▸ Problem details: Scan the material below for the string "text", and copy every line where it shows up.

#### Extracted data

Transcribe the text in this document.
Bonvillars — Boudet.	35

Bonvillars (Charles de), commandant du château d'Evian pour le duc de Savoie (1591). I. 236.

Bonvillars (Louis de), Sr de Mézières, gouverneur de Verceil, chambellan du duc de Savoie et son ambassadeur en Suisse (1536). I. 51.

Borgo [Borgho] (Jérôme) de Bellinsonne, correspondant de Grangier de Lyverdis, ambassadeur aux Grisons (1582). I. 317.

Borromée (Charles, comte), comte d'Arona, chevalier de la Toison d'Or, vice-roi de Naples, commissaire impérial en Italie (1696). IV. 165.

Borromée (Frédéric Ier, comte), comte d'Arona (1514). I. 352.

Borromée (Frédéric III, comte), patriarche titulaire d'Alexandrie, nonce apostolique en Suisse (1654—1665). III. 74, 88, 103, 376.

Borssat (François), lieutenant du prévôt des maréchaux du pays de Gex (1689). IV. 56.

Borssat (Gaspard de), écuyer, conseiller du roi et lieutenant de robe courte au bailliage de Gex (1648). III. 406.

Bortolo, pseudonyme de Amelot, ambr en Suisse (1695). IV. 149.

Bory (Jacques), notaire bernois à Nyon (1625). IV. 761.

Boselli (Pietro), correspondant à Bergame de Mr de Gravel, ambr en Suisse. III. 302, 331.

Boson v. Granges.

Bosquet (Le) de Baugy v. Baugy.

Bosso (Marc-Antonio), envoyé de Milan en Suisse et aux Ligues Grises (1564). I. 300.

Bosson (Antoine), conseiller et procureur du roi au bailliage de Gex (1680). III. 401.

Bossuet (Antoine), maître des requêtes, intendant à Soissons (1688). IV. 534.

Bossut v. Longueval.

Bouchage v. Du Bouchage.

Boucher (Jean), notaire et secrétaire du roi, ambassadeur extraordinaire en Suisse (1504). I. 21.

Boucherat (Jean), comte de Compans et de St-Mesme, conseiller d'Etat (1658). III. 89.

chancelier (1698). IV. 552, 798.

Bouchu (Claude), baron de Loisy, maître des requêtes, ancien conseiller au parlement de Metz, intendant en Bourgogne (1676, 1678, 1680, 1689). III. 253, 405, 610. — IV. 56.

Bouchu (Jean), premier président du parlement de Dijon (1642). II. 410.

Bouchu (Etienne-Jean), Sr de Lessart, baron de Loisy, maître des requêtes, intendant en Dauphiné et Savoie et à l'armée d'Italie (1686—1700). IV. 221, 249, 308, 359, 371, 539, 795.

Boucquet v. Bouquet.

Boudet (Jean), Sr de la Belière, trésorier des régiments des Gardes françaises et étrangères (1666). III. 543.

########
#### Extracted data

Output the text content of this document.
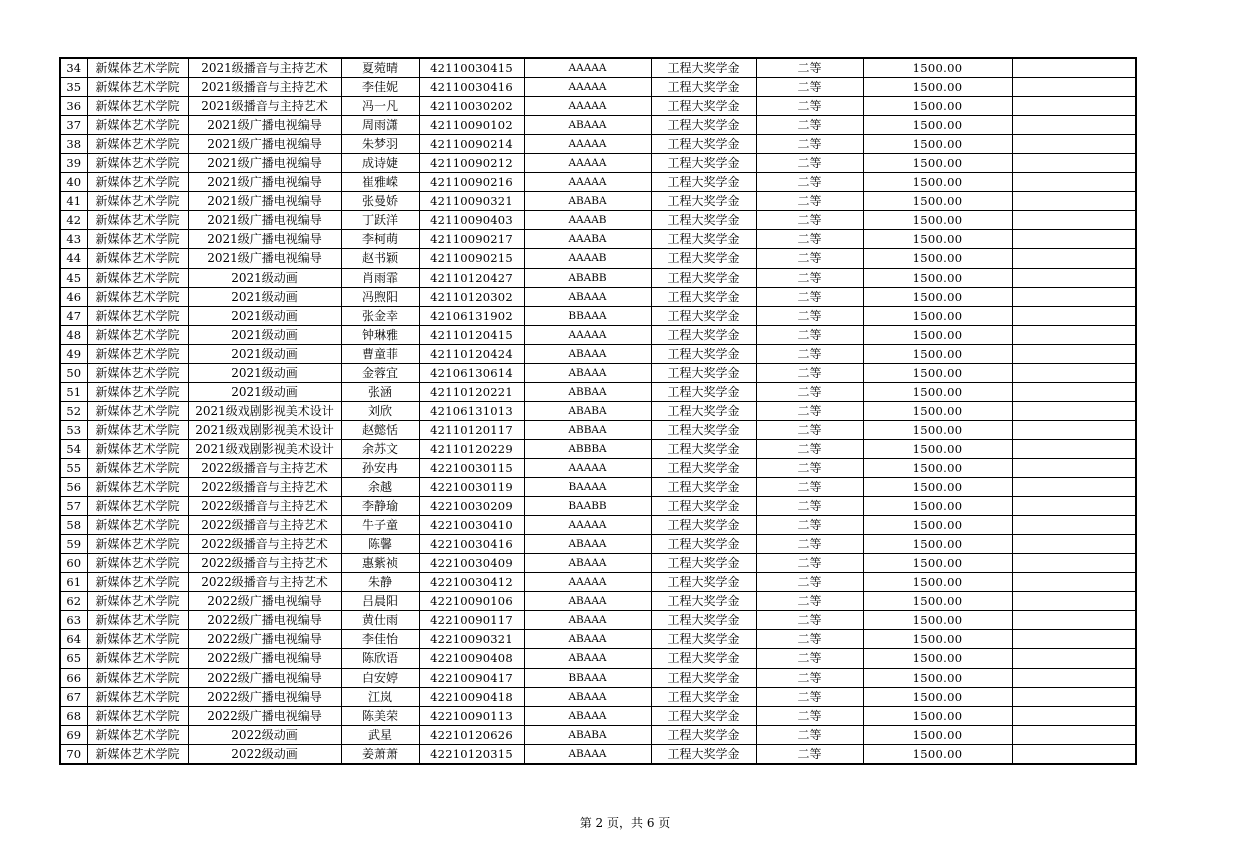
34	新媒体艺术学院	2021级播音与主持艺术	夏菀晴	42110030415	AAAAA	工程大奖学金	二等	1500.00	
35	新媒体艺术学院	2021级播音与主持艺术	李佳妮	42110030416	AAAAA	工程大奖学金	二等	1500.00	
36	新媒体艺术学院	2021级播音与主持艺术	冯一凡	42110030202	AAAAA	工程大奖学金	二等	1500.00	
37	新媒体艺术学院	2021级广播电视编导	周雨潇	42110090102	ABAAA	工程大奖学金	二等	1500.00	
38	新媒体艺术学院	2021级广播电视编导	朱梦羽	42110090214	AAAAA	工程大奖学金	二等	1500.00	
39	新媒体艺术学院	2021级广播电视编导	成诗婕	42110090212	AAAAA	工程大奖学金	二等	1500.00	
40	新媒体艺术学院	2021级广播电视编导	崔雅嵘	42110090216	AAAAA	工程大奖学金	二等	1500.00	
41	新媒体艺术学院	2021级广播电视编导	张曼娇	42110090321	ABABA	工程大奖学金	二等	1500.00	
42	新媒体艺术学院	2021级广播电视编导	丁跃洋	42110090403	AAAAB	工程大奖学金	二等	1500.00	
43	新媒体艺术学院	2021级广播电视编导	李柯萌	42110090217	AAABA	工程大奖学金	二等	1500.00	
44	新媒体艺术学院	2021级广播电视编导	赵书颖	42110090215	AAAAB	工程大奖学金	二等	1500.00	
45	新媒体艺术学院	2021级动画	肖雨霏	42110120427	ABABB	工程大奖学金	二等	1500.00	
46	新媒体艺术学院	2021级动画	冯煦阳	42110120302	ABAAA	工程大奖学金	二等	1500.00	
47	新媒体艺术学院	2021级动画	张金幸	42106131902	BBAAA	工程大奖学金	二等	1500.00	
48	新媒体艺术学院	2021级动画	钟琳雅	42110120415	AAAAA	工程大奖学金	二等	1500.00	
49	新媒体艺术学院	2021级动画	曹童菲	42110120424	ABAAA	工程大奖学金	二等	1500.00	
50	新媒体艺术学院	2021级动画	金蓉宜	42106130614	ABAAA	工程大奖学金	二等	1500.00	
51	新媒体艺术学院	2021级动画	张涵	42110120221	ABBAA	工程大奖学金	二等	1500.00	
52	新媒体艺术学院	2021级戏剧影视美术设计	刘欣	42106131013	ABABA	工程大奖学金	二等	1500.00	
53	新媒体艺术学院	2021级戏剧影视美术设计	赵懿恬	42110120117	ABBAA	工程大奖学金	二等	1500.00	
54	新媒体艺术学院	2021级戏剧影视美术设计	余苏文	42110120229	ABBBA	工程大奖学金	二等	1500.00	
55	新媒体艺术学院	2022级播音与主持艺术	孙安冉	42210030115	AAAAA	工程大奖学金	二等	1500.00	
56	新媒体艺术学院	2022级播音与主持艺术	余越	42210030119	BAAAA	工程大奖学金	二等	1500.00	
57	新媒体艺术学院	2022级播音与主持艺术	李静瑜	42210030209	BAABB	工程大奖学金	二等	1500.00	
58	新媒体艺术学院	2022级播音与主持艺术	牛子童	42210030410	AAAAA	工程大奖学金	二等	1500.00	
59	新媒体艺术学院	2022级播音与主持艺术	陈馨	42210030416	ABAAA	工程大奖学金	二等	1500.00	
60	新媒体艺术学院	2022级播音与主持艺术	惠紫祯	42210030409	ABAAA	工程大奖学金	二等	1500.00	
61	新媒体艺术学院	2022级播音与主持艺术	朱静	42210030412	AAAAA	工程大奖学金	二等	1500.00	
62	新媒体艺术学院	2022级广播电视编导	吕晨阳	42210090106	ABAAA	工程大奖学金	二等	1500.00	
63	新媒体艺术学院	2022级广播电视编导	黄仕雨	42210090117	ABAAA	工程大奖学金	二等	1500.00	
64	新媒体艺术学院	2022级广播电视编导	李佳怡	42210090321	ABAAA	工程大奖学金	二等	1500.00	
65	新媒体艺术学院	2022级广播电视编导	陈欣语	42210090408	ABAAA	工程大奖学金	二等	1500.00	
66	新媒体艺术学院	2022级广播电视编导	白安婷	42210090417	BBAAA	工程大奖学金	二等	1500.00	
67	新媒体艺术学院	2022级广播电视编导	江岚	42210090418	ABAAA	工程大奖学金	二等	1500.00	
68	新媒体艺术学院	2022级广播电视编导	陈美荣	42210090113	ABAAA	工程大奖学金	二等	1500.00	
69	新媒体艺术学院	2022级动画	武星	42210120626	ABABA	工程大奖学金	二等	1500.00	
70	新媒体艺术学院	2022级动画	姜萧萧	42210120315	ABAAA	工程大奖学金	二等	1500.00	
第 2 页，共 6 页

########

▸ Result of the task:
Transcribe the text in this document.
Output the text content of this document.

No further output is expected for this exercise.